Task to carry out: Copy out all lines with the word "server" in them.

Stored data:
▽

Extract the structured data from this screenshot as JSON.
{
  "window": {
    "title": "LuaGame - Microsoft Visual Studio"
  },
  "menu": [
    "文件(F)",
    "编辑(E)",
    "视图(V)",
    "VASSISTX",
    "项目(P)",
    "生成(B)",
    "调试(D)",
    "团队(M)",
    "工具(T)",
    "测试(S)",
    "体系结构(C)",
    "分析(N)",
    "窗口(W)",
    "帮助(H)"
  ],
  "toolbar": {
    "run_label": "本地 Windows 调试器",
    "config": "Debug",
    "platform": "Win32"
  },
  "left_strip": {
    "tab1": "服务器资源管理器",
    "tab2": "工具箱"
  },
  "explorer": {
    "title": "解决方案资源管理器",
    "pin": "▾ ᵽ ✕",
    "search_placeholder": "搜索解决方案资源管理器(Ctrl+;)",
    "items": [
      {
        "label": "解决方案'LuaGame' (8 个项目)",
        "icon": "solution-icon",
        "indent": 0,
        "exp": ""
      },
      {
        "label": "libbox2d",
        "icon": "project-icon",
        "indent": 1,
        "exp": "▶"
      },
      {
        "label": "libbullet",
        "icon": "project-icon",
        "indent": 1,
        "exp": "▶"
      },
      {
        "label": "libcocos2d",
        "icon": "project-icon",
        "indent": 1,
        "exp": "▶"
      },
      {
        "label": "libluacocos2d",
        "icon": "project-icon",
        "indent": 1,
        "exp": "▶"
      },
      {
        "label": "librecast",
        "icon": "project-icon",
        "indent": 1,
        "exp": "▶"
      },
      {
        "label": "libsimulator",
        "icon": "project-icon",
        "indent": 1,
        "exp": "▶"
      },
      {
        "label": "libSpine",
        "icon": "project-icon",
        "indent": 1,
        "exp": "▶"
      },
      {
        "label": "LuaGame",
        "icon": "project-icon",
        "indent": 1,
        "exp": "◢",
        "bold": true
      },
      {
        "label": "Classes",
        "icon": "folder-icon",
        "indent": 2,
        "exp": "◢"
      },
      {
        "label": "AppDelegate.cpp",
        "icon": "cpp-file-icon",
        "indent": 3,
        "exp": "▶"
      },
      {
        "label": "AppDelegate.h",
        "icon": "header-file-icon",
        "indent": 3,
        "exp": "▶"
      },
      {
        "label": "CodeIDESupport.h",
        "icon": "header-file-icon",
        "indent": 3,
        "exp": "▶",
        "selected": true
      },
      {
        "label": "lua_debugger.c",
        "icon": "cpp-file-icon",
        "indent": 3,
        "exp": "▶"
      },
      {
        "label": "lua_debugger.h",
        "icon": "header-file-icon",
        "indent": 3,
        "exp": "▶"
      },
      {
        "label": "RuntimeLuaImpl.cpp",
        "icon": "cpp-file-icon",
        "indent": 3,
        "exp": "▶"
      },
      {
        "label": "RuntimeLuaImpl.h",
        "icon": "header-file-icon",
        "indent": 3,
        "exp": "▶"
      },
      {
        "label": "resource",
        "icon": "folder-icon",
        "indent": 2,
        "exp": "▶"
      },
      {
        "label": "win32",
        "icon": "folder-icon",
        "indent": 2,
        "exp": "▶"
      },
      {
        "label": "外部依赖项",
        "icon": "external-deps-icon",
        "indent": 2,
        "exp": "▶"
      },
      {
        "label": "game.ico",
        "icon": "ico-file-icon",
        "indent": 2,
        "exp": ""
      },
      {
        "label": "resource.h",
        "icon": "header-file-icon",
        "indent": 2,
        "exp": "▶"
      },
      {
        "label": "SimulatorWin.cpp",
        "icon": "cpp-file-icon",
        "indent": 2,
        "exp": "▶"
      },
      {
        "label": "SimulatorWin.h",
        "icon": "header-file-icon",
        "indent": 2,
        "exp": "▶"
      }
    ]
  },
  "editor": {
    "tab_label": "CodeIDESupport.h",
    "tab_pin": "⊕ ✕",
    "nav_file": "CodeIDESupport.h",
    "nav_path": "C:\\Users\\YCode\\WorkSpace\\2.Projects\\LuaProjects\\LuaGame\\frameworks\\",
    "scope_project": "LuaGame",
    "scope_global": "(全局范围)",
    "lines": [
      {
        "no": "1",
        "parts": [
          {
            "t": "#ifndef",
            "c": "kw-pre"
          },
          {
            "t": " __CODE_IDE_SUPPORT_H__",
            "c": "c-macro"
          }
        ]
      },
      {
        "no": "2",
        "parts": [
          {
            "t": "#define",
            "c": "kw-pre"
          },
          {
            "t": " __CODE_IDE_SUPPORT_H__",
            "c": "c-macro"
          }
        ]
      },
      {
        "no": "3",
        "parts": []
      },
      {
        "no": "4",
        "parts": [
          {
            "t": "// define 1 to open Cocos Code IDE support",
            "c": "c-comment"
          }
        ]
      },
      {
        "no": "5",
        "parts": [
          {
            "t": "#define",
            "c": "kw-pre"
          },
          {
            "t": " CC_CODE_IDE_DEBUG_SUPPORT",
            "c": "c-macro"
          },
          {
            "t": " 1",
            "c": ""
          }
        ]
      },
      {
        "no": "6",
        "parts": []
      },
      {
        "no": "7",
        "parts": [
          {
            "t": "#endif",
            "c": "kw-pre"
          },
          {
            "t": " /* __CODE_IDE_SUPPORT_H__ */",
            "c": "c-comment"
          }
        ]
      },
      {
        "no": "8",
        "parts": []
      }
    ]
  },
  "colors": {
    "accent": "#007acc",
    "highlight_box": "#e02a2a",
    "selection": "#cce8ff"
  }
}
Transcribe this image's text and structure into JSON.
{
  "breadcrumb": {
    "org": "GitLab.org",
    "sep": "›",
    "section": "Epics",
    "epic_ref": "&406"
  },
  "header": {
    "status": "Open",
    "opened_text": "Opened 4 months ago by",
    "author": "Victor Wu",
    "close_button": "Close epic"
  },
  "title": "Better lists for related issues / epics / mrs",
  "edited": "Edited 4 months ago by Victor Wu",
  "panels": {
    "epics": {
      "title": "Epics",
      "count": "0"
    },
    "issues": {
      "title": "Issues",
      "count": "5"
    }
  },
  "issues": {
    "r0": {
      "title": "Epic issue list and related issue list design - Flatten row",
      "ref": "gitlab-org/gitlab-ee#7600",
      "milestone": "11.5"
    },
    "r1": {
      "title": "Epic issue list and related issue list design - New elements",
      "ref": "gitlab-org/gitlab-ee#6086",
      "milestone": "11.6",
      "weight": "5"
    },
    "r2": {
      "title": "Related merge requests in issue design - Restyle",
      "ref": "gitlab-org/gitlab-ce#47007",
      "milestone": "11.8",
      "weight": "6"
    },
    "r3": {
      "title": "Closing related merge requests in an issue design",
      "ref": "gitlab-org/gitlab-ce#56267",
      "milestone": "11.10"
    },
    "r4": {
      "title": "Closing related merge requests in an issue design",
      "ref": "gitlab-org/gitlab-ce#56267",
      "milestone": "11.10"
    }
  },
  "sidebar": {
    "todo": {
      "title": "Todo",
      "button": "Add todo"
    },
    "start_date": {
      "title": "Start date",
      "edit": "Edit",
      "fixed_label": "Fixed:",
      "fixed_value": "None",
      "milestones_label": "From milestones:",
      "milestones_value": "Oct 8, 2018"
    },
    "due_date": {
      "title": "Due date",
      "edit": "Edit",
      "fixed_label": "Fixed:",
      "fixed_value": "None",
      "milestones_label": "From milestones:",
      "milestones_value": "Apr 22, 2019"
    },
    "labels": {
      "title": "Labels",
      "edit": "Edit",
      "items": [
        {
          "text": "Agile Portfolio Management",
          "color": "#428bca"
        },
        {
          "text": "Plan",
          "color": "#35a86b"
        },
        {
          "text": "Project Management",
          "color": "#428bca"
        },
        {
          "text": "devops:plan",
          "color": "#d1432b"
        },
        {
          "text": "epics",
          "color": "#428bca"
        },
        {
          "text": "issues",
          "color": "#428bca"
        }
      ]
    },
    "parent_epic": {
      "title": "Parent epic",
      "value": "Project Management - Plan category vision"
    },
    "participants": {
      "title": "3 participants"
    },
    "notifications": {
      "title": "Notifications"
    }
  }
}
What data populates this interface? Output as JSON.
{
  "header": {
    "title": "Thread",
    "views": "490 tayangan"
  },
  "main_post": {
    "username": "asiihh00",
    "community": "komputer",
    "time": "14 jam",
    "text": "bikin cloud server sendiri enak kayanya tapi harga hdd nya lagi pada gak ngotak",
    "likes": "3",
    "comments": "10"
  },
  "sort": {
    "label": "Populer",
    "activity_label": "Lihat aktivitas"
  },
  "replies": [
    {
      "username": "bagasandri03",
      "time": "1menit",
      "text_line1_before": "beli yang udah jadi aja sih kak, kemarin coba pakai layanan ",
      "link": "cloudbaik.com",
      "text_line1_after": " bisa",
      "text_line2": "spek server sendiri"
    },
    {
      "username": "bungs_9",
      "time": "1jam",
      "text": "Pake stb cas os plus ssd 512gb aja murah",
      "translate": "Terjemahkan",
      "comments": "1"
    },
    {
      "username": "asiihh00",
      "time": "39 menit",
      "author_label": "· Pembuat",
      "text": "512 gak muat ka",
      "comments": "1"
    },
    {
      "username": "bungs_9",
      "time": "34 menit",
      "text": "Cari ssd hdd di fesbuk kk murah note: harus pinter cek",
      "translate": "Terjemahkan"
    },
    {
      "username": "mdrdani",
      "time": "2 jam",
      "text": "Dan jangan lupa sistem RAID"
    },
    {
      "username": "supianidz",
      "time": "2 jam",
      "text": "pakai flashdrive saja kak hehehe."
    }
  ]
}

△

Result:
    "text": "bikin cloud server sendiri enak kayanya tapi harga hdd nya lagi pada gak ngotak",
      "text_line2": "spek server sendiri"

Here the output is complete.